■ What the task asks: Without including any pictures, write out the listing below exactly.

::::

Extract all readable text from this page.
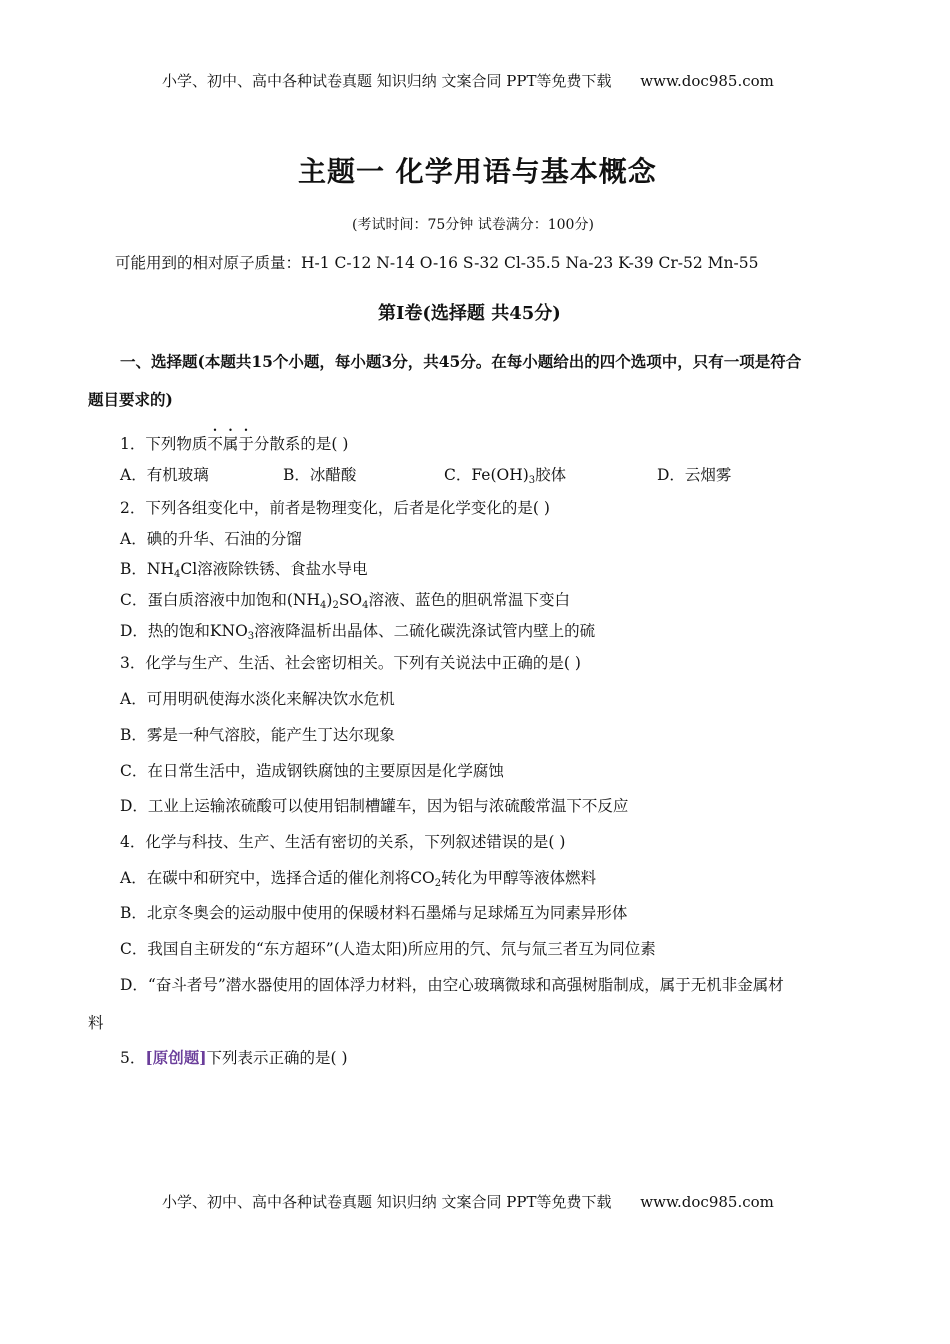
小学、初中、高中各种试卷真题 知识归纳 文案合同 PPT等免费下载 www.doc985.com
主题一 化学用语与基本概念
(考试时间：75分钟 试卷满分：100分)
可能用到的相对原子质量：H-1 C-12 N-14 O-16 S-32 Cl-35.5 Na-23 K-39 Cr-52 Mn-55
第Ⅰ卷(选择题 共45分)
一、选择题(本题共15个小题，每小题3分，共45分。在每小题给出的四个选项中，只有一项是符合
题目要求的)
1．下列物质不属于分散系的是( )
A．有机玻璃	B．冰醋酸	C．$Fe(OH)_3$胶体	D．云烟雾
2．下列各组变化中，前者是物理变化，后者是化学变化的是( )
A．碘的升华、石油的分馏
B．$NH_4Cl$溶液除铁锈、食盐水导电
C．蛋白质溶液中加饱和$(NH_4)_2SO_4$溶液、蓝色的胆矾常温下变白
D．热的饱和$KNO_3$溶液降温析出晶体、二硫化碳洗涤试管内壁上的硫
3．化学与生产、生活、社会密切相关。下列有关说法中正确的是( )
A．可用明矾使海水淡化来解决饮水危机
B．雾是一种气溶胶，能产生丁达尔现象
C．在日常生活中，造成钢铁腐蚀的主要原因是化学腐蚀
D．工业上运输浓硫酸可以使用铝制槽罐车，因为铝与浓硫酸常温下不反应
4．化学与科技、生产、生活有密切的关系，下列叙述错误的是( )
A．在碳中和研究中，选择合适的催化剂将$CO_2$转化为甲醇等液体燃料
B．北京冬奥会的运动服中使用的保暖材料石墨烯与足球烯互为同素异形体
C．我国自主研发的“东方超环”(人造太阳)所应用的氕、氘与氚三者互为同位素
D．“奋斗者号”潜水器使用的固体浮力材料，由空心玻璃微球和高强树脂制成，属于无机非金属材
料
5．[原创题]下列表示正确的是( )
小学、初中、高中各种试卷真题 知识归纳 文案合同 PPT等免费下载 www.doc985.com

::::

■ Solution to this problem:
Extract all readable text from this page.
小学、初中、高中各种试卷真题 知识归纳 文案合同 PPT等免费下载 www.doc985.com
主题一 化学用语与基本概念
(考试时间：75分钟 试卷满分：100分)
可能用到的相对原子质量：H-1 C-12 N-14 O-16 S-32 Cl-35.5 Na-23 K-39 Cr-52 Mn-55
第Ⅰ卷(选择题 共45分)
一、选择题(本题共15个小题，每小题3分，共45分。在每小题给出的四个选项中，只有一项是符合
题目要求的)
1．下列物质不属于分散系的是( )
A．有机玻璃	B．冰醋酸	C．$Fe(OH)_3$胶体	D．云烟雾
2．下列各组变化中，前者是物理变化，后者是化学变化的是( )
A．碘的升华、石油的分馏
B．$NH_4Cl$溶液除铁锈、食盐水导电
C．蛋白质溶液中加饱和$(NH_4)_2SO_4$溶液、蓝色的胆矾常温下变白
D．热的饱和$KNO_3$溶液降温析出晶体、二硫化碳洗涤试管内壁上的硫
3．化学与生产、生活、社会密切相关。下列有关说法中正确的是( )
A．可用明矾使海水淡化来解决饮水危机
B．雾是一种气溶胶，能产生丁达尔现象
C．在日常生活中，造成钢铁腐蚀的主要原因是化学腐蚀
D．工业上运输浓硫酸可以使用铝制槽罐车，因为铝与浓硫酸常温下不反应
4．化学与科技、生产、生活有密切的关系，下列叙述错误的是( )
A．在碳中和研究中，选择合适的催化剂将$CO_2$转化为甲醇等液体燃料
B．北京冬奥会的运动服中使用的保暖材料石墨烯与足球烯互为同素异形体
C．我国自主研发的“东方超环”(人造太阳)所应用的氕、氘与氚三者互为同位素
D．“奋斗者号”潜水器使用的固体浮力材料，由空心玻璃微球和高强树脂制成，属于无机非金属材
料
5．[原创题]下列表示正确的是( )
小学、初中、高中各种试卷真题 知识归纳 文案合同 PPT等免费下载 www.doc985.com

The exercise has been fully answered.